PROBLEM DESCRIPTION: Copy each line below that includes "first".

==*==

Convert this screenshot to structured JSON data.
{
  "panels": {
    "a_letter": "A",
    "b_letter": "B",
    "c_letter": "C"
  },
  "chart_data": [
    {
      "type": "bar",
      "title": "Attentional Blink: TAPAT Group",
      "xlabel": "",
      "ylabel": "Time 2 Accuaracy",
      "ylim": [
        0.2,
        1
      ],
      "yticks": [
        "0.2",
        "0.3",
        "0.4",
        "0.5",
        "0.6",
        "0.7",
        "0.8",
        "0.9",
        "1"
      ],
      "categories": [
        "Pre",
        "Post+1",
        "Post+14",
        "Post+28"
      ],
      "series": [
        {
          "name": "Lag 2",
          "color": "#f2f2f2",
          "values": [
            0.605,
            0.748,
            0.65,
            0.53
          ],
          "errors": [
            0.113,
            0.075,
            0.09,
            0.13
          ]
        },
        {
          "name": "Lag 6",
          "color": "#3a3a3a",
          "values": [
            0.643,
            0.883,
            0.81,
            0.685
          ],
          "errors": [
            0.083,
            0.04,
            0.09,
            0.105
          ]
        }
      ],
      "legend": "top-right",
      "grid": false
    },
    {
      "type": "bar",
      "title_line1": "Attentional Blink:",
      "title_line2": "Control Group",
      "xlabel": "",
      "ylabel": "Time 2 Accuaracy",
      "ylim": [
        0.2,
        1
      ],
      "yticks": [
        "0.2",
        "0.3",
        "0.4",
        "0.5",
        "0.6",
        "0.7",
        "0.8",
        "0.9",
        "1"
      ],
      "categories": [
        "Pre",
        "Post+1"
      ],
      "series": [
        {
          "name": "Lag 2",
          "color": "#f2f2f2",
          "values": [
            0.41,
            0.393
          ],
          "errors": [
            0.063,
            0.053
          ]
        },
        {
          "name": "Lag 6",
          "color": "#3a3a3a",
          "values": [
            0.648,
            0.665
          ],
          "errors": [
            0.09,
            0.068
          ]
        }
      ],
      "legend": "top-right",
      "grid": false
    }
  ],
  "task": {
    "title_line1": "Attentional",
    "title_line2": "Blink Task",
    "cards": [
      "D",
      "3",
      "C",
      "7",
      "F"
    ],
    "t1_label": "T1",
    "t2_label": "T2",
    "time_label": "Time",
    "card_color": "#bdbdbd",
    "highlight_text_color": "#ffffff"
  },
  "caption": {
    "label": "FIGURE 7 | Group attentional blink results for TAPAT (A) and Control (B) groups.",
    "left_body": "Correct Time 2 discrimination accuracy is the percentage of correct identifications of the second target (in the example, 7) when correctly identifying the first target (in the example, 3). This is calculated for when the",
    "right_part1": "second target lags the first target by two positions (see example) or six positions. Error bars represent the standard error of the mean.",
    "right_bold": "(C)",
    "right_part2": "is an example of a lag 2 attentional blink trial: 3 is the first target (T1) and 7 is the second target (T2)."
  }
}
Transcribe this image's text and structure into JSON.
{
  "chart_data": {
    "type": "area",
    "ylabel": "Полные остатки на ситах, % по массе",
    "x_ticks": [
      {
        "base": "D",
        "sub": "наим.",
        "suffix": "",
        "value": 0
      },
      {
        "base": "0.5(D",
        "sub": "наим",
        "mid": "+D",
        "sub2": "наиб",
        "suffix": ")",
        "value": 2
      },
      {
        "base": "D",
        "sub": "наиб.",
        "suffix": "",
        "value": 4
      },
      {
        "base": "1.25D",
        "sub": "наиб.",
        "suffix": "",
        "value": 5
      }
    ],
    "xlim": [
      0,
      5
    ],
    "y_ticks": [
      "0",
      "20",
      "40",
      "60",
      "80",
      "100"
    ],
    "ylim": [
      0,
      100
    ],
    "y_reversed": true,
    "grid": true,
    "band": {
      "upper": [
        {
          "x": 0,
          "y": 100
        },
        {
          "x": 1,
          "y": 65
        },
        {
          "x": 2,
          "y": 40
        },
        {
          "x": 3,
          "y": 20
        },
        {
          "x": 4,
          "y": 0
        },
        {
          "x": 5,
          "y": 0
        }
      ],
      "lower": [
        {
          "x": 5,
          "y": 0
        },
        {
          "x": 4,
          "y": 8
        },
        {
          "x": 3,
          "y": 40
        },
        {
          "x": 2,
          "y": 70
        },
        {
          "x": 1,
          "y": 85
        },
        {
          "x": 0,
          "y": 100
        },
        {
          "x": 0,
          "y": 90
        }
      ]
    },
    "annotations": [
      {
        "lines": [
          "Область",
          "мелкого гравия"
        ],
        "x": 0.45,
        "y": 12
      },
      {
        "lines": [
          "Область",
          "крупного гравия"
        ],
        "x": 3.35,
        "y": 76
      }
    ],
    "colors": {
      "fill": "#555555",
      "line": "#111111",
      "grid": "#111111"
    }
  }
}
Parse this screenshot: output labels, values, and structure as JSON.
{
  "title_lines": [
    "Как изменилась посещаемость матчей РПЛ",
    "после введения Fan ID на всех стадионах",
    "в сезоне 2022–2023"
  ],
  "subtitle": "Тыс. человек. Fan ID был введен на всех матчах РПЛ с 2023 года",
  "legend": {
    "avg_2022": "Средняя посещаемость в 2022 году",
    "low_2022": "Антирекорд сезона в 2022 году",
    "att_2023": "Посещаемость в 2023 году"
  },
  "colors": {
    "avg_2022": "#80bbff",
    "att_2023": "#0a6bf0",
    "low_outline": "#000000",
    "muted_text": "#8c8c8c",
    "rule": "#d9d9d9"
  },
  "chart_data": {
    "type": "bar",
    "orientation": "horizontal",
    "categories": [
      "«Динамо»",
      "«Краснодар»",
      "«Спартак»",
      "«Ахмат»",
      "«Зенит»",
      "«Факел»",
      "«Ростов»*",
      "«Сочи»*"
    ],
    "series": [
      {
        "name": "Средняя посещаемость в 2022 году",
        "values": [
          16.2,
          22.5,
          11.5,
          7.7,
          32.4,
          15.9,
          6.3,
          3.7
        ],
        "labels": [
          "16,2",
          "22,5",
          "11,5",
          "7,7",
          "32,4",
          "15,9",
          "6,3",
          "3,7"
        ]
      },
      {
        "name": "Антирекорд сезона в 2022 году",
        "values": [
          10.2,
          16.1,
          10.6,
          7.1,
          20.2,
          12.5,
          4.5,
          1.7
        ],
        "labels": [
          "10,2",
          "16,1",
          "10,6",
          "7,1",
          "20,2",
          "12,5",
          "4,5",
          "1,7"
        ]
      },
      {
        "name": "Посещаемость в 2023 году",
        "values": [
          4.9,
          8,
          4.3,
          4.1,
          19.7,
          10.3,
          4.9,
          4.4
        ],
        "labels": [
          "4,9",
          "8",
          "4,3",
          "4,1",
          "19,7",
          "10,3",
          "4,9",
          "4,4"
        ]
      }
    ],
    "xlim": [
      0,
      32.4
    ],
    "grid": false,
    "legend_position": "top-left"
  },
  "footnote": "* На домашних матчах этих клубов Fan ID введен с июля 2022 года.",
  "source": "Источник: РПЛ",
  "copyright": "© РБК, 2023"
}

==*==

WRITTEN ANSWER:
    "left_body": "Correct Time 2 discrimination accuracy is the percentage of correct identifications of the second target (in the example, 7) when correctly identifying the first target (in the example, 3). This is calculated for when the",
    "right_part1": "second target lags the first target by two positions (see example) or six positions. Error bars represent the standard error of the mean.",
    "right_part2": "is an example of a lag 2 attentional blink trial: 3 is the first target (T1) and 7 is the second target (T2)."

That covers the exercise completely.